*WHAT YOU WILL DO*. Copy each line that has the string "genus" somewhere in it.

--- begin EXCERPTED DATA ---

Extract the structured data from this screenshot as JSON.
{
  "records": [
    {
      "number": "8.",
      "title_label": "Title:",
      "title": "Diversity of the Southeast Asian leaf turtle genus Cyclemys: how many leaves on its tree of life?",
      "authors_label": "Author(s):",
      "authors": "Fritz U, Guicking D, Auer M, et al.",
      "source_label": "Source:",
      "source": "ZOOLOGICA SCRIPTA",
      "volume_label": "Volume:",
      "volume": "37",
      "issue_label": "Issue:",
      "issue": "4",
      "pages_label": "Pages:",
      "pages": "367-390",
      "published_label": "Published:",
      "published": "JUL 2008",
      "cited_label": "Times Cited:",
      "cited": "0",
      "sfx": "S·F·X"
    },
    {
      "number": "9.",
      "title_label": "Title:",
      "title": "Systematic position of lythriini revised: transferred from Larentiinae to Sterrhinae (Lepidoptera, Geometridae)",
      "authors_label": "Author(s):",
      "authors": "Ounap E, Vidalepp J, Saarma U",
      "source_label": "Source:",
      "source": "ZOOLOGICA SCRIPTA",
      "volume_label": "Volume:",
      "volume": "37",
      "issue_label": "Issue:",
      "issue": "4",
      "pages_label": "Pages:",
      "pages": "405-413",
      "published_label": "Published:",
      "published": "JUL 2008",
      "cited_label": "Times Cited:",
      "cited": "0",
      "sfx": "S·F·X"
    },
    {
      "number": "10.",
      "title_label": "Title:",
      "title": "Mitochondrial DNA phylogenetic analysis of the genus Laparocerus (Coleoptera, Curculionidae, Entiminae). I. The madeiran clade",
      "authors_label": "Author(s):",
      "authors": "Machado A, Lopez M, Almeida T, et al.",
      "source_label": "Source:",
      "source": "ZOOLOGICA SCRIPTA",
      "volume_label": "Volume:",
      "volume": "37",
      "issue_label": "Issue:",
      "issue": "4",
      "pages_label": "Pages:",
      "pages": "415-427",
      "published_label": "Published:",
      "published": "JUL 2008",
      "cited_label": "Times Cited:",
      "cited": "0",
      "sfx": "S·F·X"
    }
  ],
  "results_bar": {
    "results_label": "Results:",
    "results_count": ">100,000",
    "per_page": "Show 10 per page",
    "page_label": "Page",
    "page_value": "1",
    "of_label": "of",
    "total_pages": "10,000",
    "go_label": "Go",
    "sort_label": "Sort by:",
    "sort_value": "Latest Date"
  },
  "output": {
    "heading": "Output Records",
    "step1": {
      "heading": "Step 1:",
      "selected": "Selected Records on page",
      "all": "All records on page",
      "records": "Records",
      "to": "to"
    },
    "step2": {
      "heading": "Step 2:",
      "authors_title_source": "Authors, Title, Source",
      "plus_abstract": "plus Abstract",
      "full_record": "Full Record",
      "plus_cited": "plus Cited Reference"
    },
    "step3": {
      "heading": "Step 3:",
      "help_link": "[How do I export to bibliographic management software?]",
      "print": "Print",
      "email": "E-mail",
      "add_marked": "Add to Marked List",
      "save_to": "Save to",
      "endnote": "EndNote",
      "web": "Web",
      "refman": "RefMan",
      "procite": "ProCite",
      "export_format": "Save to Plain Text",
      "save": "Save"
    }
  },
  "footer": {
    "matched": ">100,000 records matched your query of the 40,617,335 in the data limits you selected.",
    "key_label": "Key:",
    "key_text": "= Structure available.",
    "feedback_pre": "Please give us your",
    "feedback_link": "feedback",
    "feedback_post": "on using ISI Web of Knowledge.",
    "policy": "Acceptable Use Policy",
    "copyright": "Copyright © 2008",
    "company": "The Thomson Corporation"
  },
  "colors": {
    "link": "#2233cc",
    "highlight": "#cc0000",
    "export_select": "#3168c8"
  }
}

--- end EXCERPTED DATA ---

*IN RESPONSE*.
      "title": "Diversity of the Southeast Asian leaf turtle genus Cyclemys: how many leaves on its tree of life?",
      "title": "Mitochondrial DNA phylogenetic analysis of the genus Laparocerus (Coleoptera, Curculionidae, Entiminae). I. The madeiran clade",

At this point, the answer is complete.